**Data provided:**
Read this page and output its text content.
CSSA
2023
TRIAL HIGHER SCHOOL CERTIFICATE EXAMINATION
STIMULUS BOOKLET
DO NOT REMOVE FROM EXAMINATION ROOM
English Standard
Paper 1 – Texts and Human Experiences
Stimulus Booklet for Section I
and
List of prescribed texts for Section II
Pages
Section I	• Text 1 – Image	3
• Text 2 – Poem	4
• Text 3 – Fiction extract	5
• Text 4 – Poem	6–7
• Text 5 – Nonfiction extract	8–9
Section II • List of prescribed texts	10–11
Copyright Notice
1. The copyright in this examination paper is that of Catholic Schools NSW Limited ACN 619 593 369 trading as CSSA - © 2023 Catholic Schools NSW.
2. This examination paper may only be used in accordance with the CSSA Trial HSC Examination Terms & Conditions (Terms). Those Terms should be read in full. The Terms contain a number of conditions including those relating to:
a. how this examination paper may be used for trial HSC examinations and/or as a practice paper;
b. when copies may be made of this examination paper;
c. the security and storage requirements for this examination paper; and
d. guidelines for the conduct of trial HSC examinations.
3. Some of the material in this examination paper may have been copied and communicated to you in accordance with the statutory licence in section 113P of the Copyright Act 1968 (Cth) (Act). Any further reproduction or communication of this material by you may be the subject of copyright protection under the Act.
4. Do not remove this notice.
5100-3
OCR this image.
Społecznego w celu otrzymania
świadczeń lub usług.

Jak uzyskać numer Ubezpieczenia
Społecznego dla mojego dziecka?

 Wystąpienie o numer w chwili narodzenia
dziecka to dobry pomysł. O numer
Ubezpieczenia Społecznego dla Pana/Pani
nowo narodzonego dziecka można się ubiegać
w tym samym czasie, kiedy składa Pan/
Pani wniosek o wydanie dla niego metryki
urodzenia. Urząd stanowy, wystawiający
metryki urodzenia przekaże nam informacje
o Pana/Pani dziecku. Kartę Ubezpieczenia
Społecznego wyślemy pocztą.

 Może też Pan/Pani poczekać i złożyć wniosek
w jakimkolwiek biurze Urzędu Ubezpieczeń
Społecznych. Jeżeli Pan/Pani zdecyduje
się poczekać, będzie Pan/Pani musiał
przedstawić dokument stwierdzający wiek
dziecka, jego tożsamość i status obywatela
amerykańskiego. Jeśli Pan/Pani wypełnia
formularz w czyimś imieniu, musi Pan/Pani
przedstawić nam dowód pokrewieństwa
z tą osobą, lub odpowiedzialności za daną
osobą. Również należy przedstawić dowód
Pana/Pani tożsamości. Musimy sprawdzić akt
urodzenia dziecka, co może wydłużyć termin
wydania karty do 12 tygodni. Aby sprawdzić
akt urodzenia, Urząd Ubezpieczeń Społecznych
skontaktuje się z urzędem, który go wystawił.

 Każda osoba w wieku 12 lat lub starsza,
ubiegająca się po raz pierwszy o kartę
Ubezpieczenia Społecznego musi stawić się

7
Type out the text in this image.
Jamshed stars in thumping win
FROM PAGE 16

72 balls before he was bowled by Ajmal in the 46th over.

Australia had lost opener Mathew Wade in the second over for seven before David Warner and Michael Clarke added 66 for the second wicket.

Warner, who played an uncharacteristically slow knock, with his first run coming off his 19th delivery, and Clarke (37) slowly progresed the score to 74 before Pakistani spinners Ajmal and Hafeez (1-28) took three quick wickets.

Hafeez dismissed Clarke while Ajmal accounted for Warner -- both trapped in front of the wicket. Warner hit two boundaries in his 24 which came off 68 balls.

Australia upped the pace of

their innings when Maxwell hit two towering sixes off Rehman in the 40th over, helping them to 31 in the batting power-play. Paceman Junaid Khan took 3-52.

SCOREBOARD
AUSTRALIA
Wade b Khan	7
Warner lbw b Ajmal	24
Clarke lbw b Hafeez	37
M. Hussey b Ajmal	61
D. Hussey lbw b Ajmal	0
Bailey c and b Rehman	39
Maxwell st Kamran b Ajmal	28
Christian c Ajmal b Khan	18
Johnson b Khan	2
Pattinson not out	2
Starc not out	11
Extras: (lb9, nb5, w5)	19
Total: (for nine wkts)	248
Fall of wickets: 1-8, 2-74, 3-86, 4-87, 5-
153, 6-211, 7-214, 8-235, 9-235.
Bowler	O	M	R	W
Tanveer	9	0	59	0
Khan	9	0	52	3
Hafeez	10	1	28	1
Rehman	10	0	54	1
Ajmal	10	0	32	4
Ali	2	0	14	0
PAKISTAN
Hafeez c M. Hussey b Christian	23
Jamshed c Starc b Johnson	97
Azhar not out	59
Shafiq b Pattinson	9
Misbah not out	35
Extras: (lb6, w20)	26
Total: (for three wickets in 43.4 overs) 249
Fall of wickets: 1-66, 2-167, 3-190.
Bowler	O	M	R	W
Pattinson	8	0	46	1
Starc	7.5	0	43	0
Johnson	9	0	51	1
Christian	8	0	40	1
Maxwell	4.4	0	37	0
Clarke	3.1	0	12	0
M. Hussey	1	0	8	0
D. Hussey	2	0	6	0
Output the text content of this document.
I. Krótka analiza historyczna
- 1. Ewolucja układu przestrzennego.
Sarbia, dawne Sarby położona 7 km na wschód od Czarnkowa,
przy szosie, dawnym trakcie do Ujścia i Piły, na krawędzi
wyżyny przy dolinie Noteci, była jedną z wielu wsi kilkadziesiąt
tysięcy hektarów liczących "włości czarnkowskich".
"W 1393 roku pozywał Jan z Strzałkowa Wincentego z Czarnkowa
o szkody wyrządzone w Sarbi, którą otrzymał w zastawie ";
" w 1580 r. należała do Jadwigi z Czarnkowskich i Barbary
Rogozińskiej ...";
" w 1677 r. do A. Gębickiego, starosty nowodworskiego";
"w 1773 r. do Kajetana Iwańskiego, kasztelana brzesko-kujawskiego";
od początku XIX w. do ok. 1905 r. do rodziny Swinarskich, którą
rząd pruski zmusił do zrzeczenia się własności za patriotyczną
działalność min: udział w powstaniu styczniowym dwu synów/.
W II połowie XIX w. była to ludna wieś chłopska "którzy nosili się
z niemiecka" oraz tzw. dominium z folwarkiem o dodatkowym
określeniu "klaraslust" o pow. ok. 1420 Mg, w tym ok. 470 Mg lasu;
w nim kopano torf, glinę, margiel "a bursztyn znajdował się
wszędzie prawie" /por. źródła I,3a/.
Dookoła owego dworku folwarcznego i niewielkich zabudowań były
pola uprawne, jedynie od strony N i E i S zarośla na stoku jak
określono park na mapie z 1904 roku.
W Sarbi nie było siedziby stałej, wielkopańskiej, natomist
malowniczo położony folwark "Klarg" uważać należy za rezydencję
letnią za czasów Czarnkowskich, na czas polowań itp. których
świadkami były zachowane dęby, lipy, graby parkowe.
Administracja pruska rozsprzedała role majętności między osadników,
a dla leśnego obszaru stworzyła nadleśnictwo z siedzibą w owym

**Work to do:**
Each line of the material should be echoed exactly.

**Exercise solution:**
Read this page and output its text content.
CSSA
2023
TRIAL HIGHER SCHOOL CERTIFICATE EXAMINATION
STIMULUS BOOKLET
DO NOT REMOVE FROM EXAMINATION ROOM
English Standard
Paper 1 – Texts and Human Experiences
Stimulus Booklet for Section I
and
List of prescribed texts for Section II
Pages
Section I	• Text 1 – Image	3
• Text 2 – Poem	4
• Text 3 – Fiction extract	5
• Text 4 – Poem	6–7
• Text 5 – Nonfiction extract	8–9
Section II • List of prescribed texts	10–11
Copyright Notice
1. The copyright in this examination paper is that of Catholic Schools NSW Limited ACN 619 593 369 trading as CSSA - © 2023 Catholic Schools NSW.
2. This examination paper may only be used in accordance with the CSSA Trial HSC Examination Terms & Conditions (Terms). Those Terms should be read in full. The Terms contain a number of conditions including those relating to:
a. how this examination paper may be used for trial HSC examinations and/or as a practice paper;
b. when copies may be made of this examination paper;
c. the security and storage requirements for this examination paper; and
d. guidelines for the conduct of trial HSC examinations.
3. Some of the material in this examination paper may have been copied and communicated to you in accordance with the statutory licence in section 113P of the Copyright Act 1968 (Cth) (Act). Any further reproduction or communication of this material by you may be the subject of copyright protection under the Act.
4. Do not remove this notice.
5100-3
OCR this image.
Społecznego w celu otrzymania
świadczeń lub usług.

Jak uzyskać numer Ubezpieczenia
Społecznego dla mojego dziecka?

 Wystąpienie o numer w chwili narodzenia
dziecka to dobry pomysł. O numer
Ubezpieczenia Społecznego dla Pana/Pani
nowo narodzonego dziecka można się ubiegać
w tym samym czasie, kiedy składa Pan/
Pani wniosek o wydanie dla niego metryki
urodzenia. Urząd stanowy, wystawiający
metryki urodzenia przekaże nam informacje
o Pana/Pani dziecku. Kartę Ubezpieczenia
Społecznego wyślemy pocztą.

 Może też Pan/Pani poczekać i złożyć wniosek
w jakimkolwiek biurze Urzędu Ubezpieczeń
Społecznych. Jeżeli Pan/Pani zdecyduje
się poczekać, będzie Pan/Pani musiał
przedstawić dokument stwierdzający wiek
dziecka, jego tożsamość i status obywatela
amerykańskiego. Jeśli Pan/Pani wypełnia
formularz w czyimś imieniu, musi Pan/Pani
przedstawić nam dowód pokrewieństwa
z tą osobą, lub odpowiedzialności za daną
osobą. Również należy przedstawić dowód
Pana/Pani tożsamości. Musimy sprawdzić akt
urodzenia dziecka, co może wydłużyć termin
wydania karty do 12 tygodni. Aby sprawdzić
akt urodzenia, Urząd Ubezpieczeń Społecznych
skontaktuje się z urzędem, który go wystawił.

 Każda osoba w wieku 12 lat lub starsza,
ubiegająca się po raz pierwszy o kartę
Ubezpieczenia Społecznego musi stawić się

7
Type out the text in this image.
Jamshed stars in thumping win
FROM PAGE 16

72 balls before he was bowled by Ajmal in the 46th over.

Australia had lost opener Mathew Wade in the second over for seven before David Warner and Michael Clarke added 66 for the second wicket.

Warner, who played an uncharacteristically slow knock, with his first run coming off his 19th delivery, and Clarke (37) slowly progresed the score to 74 before Pakistani spinners Ajmal and Hafeez (1-28) took three quick wickets.

Hafeez dismissed Clarke while Ajmal accounted for Warner -- both trapped in front of the wicket. Warner hit two boundaries in his 24 which came off 68 balls.

Australia upped the pace of

their innings when Maxwell hit two towering sixes off Rehman in the 40th over, helping them to 31 in the batting power-play. Paceman Junaid Khan took 3-52.

SCOREBOARD
AUSTRALIA
Wade b Khan	7
Warner lbw b Ajmal	24
Clarke lbw b Hafeez	37
M. Hussey b Ajmal	61
D. Hussey lbw b Ajmal	0
Bailey c and b Rehman	39
Maxwell st Kamran b Ajmal	28
Christian c Ajmal b Khan	18
Johnson b Khan	2
Pattinson not out	2
Starc not out	11
Extras: (lb9, nb5, w5)	19
Total: (for nine wkts)	248
Fall of wickets: 1-8, 2-74, 3-86, 4-87, 5-
153, 6-211, 7-214, 8-235, 9-235.
Bowler	O	M	R	W
Tanveer	9	0	59	0
Khan	9	0	52	3
Hafeez	10	1	28	1
Rehman	10	0	54	1
Ajmal	10	0	32	4
Ali	2	0	14	0
PAKISTAN
Hafeez c M. Hussey b Christian	23
Jamshed c Starc b Johnson	97
Azhar not out	59
Shafiq b Pattinson	9
Misbah not out	35
Extras: (lb6, w20)	26
Total: (for three wickets in 43.4 overs) 249
Fall of wickets: 1-66, 2-167, 3-190.
Bowler	O	M	R	W
Pattinson	8	0	46	1
Starc	7.5	0	43	0
Johnson	9	0	51	1
Christian	8	0	40	1
Maxwell	4.4	0	37	0
Clarke	3.1	0	12	0
M. Hussey	1	0	8	0
D. Hussey	2	0	6	0
Output the text content of this document.
I. Krótka analiza historyczna
- 1. Ewolucja układu przestrzennego.
Sarbia, dawne Sarby położona 7 km na wschód od Czarnkowa,
przy szosie, dawnym trakcie do Ujścia i Piły, na krawędzi
wyżyny przy dolinie Noteci, była jedną z wielu wsi kilkadziesiąt
tysięcy hektarów liczących "włości czarnkowskich".
"W 1393 roku pozywał Jan z Strzałkowa Wincentego z Czarnkowa
o szkody wyrządzone w Sarbi, którą otrzymał w zastawie ";
" w 1580 r. należała do Jadwigi z Czarnkowskich i Barbary
Rogozińskiej ...";
" w 1677 r. do A. Gębickiego, starosty nowodworskiego";
"w 1773 r. do Kajetana Iwańskiego, kasztelana brzesko-kujawskiego";
od początku XIX w. do ok. 1905 r. do rodziny Swinarskich, którą
rząd pruski zmusił do zrzeczenia się własności za patriotyczną
działalność min: udział w powstaniu styczniowym dwu synów/.
W II połowie XIX w. była to ludna wieś chłopska "którzy nosili się
z niemiecka" oraz tzw. dominium z folwarkiem o dodatkowym
określeniu "klaraslust" o pow. ok. 1420 Mg, w tym ok. 470 Mg lasu;
w nim kopano torf, glinę, margiel "a bursztyn znajdował się
wszędzie prawie" /por. źródła I,3a/.
Dookoła owego dworku folwarcznego i niewielkich zabudowań były
pola uprawne, jedynie od strony N i E i S zarośla na stoku jak
określono park na mapie z 1904 roku.
W Sarbi nie było siedziby stałej, wielkopańskiej, natomist
malowniczo położony folwark "Klarg" uważać należy za rezydencję
letnią za czasów Czarnkowskich, na czas polowań itp. których
świadkami były zachowane dęby, lipy, graby parkowe.
Administracja pruska rozsprzedała role majętności między osadników,
a dla leśnego obszaru stworzyła nadleśnictwo z siedzibą w owym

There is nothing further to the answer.